===== DATA PROVIDED =====

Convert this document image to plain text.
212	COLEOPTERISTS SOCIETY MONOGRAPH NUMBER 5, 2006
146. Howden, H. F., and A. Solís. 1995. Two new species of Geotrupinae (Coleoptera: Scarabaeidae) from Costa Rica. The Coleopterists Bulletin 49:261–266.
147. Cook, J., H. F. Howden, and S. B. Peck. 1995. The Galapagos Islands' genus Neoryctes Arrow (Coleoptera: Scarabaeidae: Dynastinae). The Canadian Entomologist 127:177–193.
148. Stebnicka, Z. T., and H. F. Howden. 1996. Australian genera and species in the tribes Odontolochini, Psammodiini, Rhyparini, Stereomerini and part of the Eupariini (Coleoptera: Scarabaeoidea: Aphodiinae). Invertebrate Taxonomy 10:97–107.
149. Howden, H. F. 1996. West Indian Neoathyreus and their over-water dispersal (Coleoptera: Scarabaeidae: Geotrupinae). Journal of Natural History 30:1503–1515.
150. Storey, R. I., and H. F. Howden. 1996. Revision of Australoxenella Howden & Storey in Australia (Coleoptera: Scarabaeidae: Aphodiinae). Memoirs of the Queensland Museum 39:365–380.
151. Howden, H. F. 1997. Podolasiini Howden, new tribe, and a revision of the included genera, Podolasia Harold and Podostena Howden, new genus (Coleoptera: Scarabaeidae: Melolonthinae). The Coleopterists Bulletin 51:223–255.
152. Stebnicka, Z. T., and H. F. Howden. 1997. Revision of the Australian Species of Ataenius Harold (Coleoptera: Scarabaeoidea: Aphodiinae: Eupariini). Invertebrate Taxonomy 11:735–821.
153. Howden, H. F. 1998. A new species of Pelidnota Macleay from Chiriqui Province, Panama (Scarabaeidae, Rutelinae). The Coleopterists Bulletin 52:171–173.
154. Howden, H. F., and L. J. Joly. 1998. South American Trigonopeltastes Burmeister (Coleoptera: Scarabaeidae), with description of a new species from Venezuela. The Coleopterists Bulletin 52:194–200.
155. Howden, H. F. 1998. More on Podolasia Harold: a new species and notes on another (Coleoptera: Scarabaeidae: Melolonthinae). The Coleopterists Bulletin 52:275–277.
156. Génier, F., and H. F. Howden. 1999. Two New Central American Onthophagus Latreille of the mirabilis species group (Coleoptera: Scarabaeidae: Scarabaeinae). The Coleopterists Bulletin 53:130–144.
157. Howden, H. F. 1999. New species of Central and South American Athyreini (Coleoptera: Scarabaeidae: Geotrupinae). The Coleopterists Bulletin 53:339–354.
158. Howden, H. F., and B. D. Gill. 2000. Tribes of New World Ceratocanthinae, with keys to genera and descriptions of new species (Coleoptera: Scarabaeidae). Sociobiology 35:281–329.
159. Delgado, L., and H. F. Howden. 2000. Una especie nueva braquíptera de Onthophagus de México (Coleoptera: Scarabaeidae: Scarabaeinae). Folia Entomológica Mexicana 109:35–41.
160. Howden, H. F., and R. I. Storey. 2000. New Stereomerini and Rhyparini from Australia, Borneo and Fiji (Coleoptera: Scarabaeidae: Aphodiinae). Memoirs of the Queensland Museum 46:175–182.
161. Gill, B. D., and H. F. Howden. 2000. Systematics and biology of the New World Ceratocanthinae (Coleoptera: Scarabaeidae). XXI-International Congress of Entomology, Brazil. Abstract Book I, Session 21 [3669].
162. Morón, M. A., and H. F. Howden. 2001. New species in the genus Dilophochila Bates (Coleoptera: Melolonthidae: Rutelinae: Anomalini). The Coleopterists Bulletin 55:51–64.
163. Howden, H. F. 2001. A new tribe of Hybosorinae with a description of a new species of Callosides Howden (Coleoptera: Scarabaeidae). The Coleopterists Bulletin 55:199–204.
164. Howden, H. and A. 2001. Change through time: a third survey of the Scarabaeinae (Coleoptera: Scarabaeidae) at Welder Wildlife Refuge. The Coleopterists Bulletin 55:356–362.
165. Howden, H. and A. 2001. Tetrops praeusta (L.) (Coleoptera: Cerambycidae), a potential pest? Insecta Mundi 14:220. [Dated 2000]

=====

## [TASK STATEMENT]
Go through the data and return every record exactly.

## [FULL SOLUTION]
Convert this document image to plain text.
212	COLEOPTERISTS SOCIETY MONOGRAPH NUMBER 5, 2006
146. Howden, H. F., and A. Solís. 1995. Two new species of Geotrupinae (Coleoptera: Scarabaeidae) from Costa Rica. The Coleopterists Bulletin 49:261–266.
147. Cook, J., H. F. Howden, and S. B. Peck. 1995. The Galapagos Islands' genus Neoryctes Arrow (Coleoptera: Scarabaeidae: Dynastinae). The Canadian Entomologist 127:177–193.
148. Stebnicka, Z. T., and H. F. Howden. 1996. Australian genera and species in the tribes Odontolochini, Psammodiini, Rhyparini, Stereomerini and part of the Eupariini (Coleoptera: Scarabaeoidea: Aphodiinae). Invertebrate Taxonomy 10:97–107.
149. Howden, H. F. 1996. West Indian Neoathyreus and their over-water dispersal (Coleoptera: Scarabaeidae: Geotrupinae). Journal of Natural History 30:1503–1515.
150. Storey, R. I., and H. F. Howden. 1996. Revision of Australoxenella Howden & Storey in Australia (Coleoptera: Scarabaeidae: Aphodiinae). Memoirs of the Queensland Museum 39:365–380.
151. Howden, H. F. 1997. Podolasiini Howden, new tribe, and a revision of the included genera, Podolasia Harold and Podostena Howden, new genus (Coleoptera: Scarabaeidae: Melolonthinae). The Coleopterists Bulletin 51:223–255.
152. Stebnicka, Z. T., and H. F. Howden. 1997. Revision of the Australian Species of Ataenius Harold (Coleoptera: Scarabaeoidea: Aphodiinae: Eupariini). Invertebrate Taxonomy 11:735–821.
153. Howden, H. F. 1998. A new species of Pelidnota Macleay from Chiriqui Province, Panama (Scarabaeidae, Rutelinae). The Coleopterists Bulletin 52:171–173.
154. Howden, H. F., and L. J. Joly. 1998. South American Trigonopeltastes Burmeister (Coleoptera: Scarabaeidae), with description of a new species from Venezuela. The Coleopterists Bulletin 52:194–200.
155. Howden, H. F. 1998. More on Podolasia Harold: a new species and notes on another (Coleoptera: Scarabaeidae: Melolonthinae). The Coleopterists Bulletin 52:275–277.
156. Génier, F., and H. F. Howden. 1999. Two New Central American Onthophagus Latreille of the mirabilis species group (Coleoptera: Scarabaeidae: Scarabaeinae). The Coleopterists Bulletin 53:130–144.
157. Howden, H. F. 1999. New species of Central and South American Athyreini (Coleoptera: Scarabaeidae: Geotrupinae). The Coleopterists Bulletin 53:339–354.
158. Howden, H. F., and B. D. Gill. 2000. Tribes of New World Ceratocanthinae, with keys to genera and descriptions of new species (Coleoptera: Scarabaeidae). Sociobiology 35:281–329.
159. Delgado, L., and H. F. Howden. 2000. Una especie nueva braquíptera de Onthophagus de México (Coleoptera: Scarabaeidae: Scarabaeinae). Folia Entomológica Mexicana 109:35–41.
160. Howden, H. F., and R. I. Storey. 2000. New Stereomerini and Rhyparini from Australia, Borneo and Fiji (Coleoptera: Scarabaeidae: Aphodiinae). Memoirs of the Queensland Museum 46:175–182.
161. Gill, B. D., and H. F. Howden. 2000. Systematics and biology of the New World Ceratocanthinae (Coleoptera: Scarabaeidae). XXI-International Congress of Entomology, Brazil. Abstract Book I, Session 21 [3669].
162. Morón, M. A., and H. F. Howden. 2001. New species in the genus Dilophochila Bates (Coleoptera: Melolonthidae: Rutelinae: Anomalini). The Coleopterists Bulletin 55:51–64.
163. Howden, H. F. 2001. A new tribe of Hybosorinae with a description of a new species of Callosides Howden (Coleoptera: Scarabaeidae). The Coleopterists Bulletin 55:199–204.
164. Howden, H. and A. 2001. Change through time: a third survey of the Scarabaeinae (Coleoptera: Scarabaeidae) at Welder Wildlife Refuge. The Coleopterists Bulletin 55:356–362.
165. Howden, H. and A. 2001. Tetrops praeusta (L.) (Coleoptera: Cerambycidae), a potential pest? Insecta Mundi 14:220. [Dated 2000]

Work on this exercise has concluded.